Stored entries
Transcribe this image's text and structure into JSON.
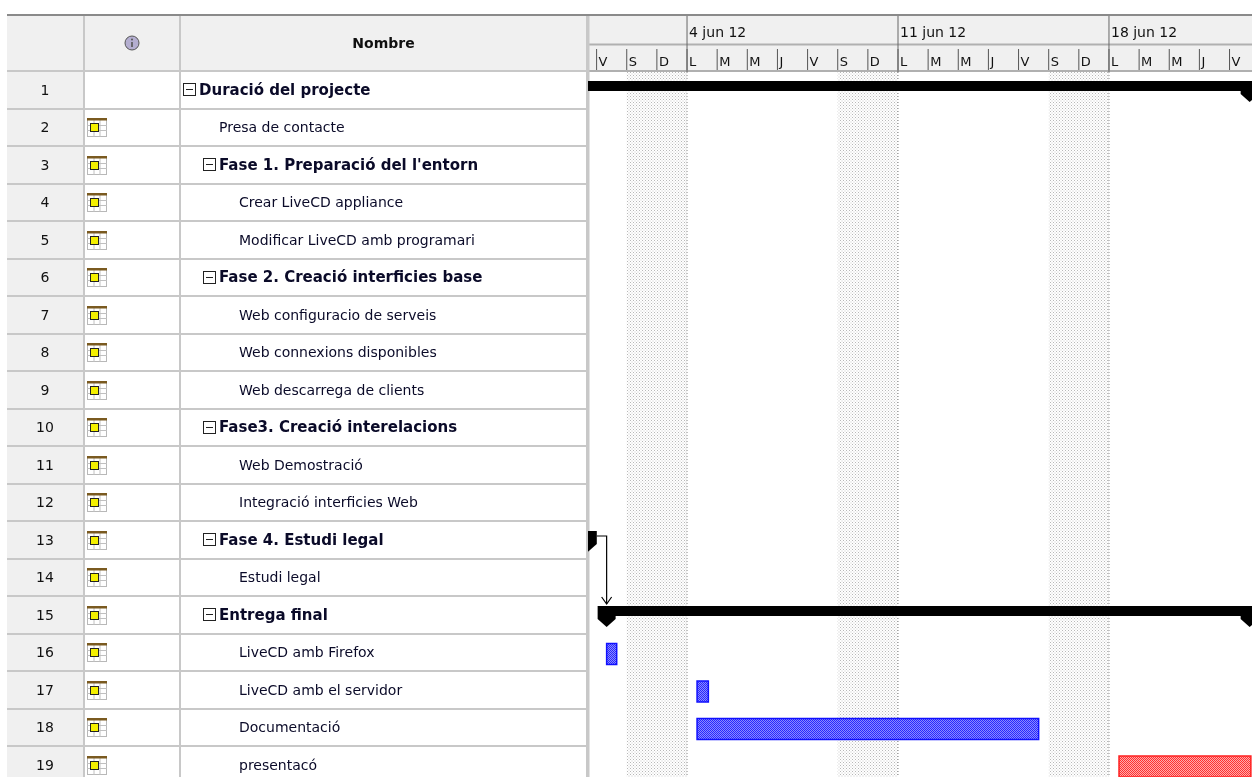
{
  "table": {
    "name_header": "Nombre"
  },
  "timeline": {
    "weeks": [
      {
        "days": [
          {
            "label": "V",
            "kind": "workday"
          },
          {
            "label": "S",
            "kind": "weekend"
          },
          {
            "label": "D",
            "kind": "weekend"
          }
        ]
      },
      {
        "label": "4 jun 12",
        "days": [
          {
            "label": "L",
            "kind": "workday"
          },
          {
            "label": "M",
            "kind": "workday"
          },
          {
            "label": "M",
            "kind": "workday"
          },
          {
            "label": "J",
            "kind": "workday"
          },
          {
            "label": "V",
            "kind": "workday"
          },
          {
            "label": "S",
            "kind": "weekend"
          },
          {
            "label": "D",
            "kind": "weekend"
          }
        ]
      },
      {
        "label": "11 jun 12",
        "days": [
          {
            "label": "L",
            "kind": "workday"
          },
          {
            "label": "M",
            "kind": "workday"
          },
          {
            "label": "M",
            "kind": "workday"
          },
          {
            "label": "J",
            "kind": "workday"
          },
          {
            "label": "V",
            "kind": "workday"
          },
          {
            "label": "S",
            "kind": "weekend"
          },
          {
            "label": "D",
            "kind": "weekend"
          }
        ]
      },
      {
        "label": "18 jun 12",
        "days": [
          {
            "label": "L",
            "kind": "workday"
          },
          {
            "label": "M",
            "kind": "workday"
          },
          {
            "label": "M",
            "kind": "workday"
          },
          {
            "label": "J",
            "kind": "workday"
          },
          {
            "label": "V",
            "kind": "workday"
          }
        ]
      }
    ]
  },
  "tasks": [
    {
      "number": "1",
      "name": "Duració del projecte",
      "indicator": false,
      "expanded": true,
      "bar": {
        "kind": "summary"
      },
      "children": [
        {
          "number": "2",
          "name": "Presa de contacte",
          "indicator": true
        },
        {
          "number": "3",
          "name": "Fase 1. Preparació del l'entorn",
          "indicator": true,
          "expanded": true,
          "children": [
            {
              "number": "4",
              "name": "Crear LiveCD appliance",
              "indicator": true
            },
            {
              "number": "5",
              "name": "Modificar LiveCD amb programari",
              "indicator": true
            }
          ]
        },
        {
          "number": "6",
          "name": "Fase 2. Creació interficies base",
          "indicator": true,
          "expanded": true,
          "children": [
            {
              "number": "7",
              "name": "Web configuracio de serveis",
              "indicator": true
            },
            {
              "number": "8",
              "name": "Web connexions disponibles",
              "indicator": true
            },
            {
              "number": "9",
              "name": "Web descarrega de clients",
              "indicator": true
            }
          ]
        },
        {
          "number": "10",
          "name": "Fase3. Creació interelacions",
          "indicator": true,
          "expanded": true,
          "children": [
            {
              "number": "11",
              "name": "Web Demostració",
              "indicator": true
            },
            {
              "number": "12",
              "name": "Integració interficies Web",
              "indicator": true
            }
          ]
        },
        {
          "number": "13",
          "name": "Fase 4. Estudi legal",
          "indicator": true,
          "expanded": true,
          "link_to_next": true,
          "bar": {
            "kind": "summary"
          },
          "children": [
            {
              "number": "14",
              "name": "Estudi legal",
              "indicator": true
            }
          ]
        },
        {
          "number": "15",
          "name": "Entrega final",
          "indicator": true,
          "expanded": true,
          "bar": {
            "kind": "summary"
          },
          "children": [
            {
              "number": "16",
              "name": "LiveCD amb Firefox",
              "indicator": true,
              "bar": {
                "kind": "task"
              }
            },
            {
              "number": "17",
              "name": "LiveCD amb el servidor",
              "indicator": true,
              "bar": {
                "kind": "task"
              }
            },
            {
              "number": "18",
              "name": "Documentació",
              "indicator": true,
              "bar": {
                "kind": "task"
              }
            },
            {
              "number": "19",
              "name": "presentacó",
              "indicator": true,
              "bar": {
                "kind": "critical"
              }
            }
          ]
        }
      ]
    }
  ]
}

_WORK INSTRUCTIONS_
Every line is to be duplicated exactly, though pictures stay out.

_TASK ANSWER_
Transcribe this image's text and structure into JSON.
{
  "table": {
    "name_header": "Nombre"
  },
  "timeline": {
    "weeks": [
      {
        "days": [
          {
            "label": "V",
            "kind": "workday"
          },
          {
            "label": "S",
            "kind": "weekend"
          },
          {
            "label": "D",
            "kind": "weekend"
          }
        ]
      },
      {
        "label": "4 jun 12",
        "days": [
          {
            "label": "L",
            "kind": "workday"
          },
          {
            "label": "M",
            "kind": "workday"
          },
          {
            "label": "M",
            "kind": "workday"
          },
          {
            "label": "J",
            "kind": "workday"
          },
          {
            "label": "V",
            "kind": "workday"
          },
          {
            "label": "S",
            "kind": "weekend"
          },
          {
            "label": "D",
            "kind": "weekend"
          }
        ]
      },
      {
        "label": "11 jun 12",
        "days": [
          {
            "label": "L",
            "kind": "workday"
          },
          {
            "label": "M",
            "kind": "workday"
          },
          {
            "label": "M",
            "kind": "workday"
          },
          {
            "label": "J",
            "kind": "workday"
          },
          {
            "label": "V",
            "kind": "workday"
          },
          {
            "label": "S",
            "kind": "weekend"
          },
          {
            "label": "D",
            "kind": "weekend"
          }
        ]
      },
      {
        "label": "18 jun 12",
        "days": [
          {
            "label": "L",
            "kind": "workday"
          },
          {
            "label": "M",
            "kind": "workday"
          },
          {
            "label": "M",
            "kind": "workday"
          },
          {
            "label": "J",
            "kind": "workday"
          },
          {
            "label": "V",
            "kind": "workday"
          }
        ]
      }
    ]
  },
  "tasks": [
    {
      "number": "1",
      "name": "Duració del projecte",
      "indicator": false,
      "expanded": true,
      "bar": {
        "kind": "summary"
      },
      "children": [
        {
          "number": "2",
          "name": "Presa de contacte",
          "indicator": true
        },
        {
          "number": "3",
          "name": "Fase 1. Preparació del l'entorn",
          "indicator": true,
          "expanded": true,
          "children": [
            {
              "number": "4",
              "name": "Crear LiveCD appliance",
              "indicator": true
            },
            {
              "number": "5",
              "name": "Modificar LiveCD amb programari",
              "indicator": true
            }
          ]
        },
        {
          "number": "6",
          "name": "Fase 2. Creació interficies base",
          "indicator": true,
          "expanded": true,
          "children": [
            {
              "number": "7",
              "name": "Web configuracio de serveis",
              "indicator": true
            },
            {
              "number": "8",
              "name": "Web connexions disponibles",
              "indicator": true
            },
            {
              "number": "9",
              "name": "Web descarrega de clients",
              "indicator": true
            }
          ]
        },
        {
          "number": "10",
          "name": "Fase3. Creació interelacions",
          "indicator": true,
          "expanded": true,
          "children": [
            {
              "number": "11",
              "name": "Web Demostració",
              "indicator": true
            },
            {
              "number": "12",
              "name": "Integració interficies Web",
              "indicator": true
            }
          ]
        },
        {
          "number": "13",
          "name": "Fase 4. Estudi legal",
          "indicator": true,
          "expanded": true,
          "link_to_next": true,
          "bar": {
            "kind": "summary"
          },
          "children": [
            {
              "number": "14",
              "name": "Estudi legal",
              "indicator": true
            }
          ]
        },
        {
          "number": "15",
          "name": "Entrega final",
          "indicator": true,
          "expanded": true,
          "bar": {
            "kind": "summary"
          },
          "children": [
            {
              "number": "16",
              "name": "LiveCD amb Firefox",
              "indicator": true,
              "bar": {
                "kind": "task"
              }
            },
            {
              "number": "17",
              "name": "LiveCD amb el servidor",
              "indicator": true,
              "bar": {
                "kind": "task"
              }
            },
            {
              "number": "18",
              "name": "Documentació",
              "indicator": true,
              "bar": {
                "kind": "task"
              }
            },
            {
              "number": "19",
              "name": "presentacó",
              "indicator": true,
              "bar": {
                "kind": "critical"
              }
            }
          ]
        }
      ]
    }
  ]
}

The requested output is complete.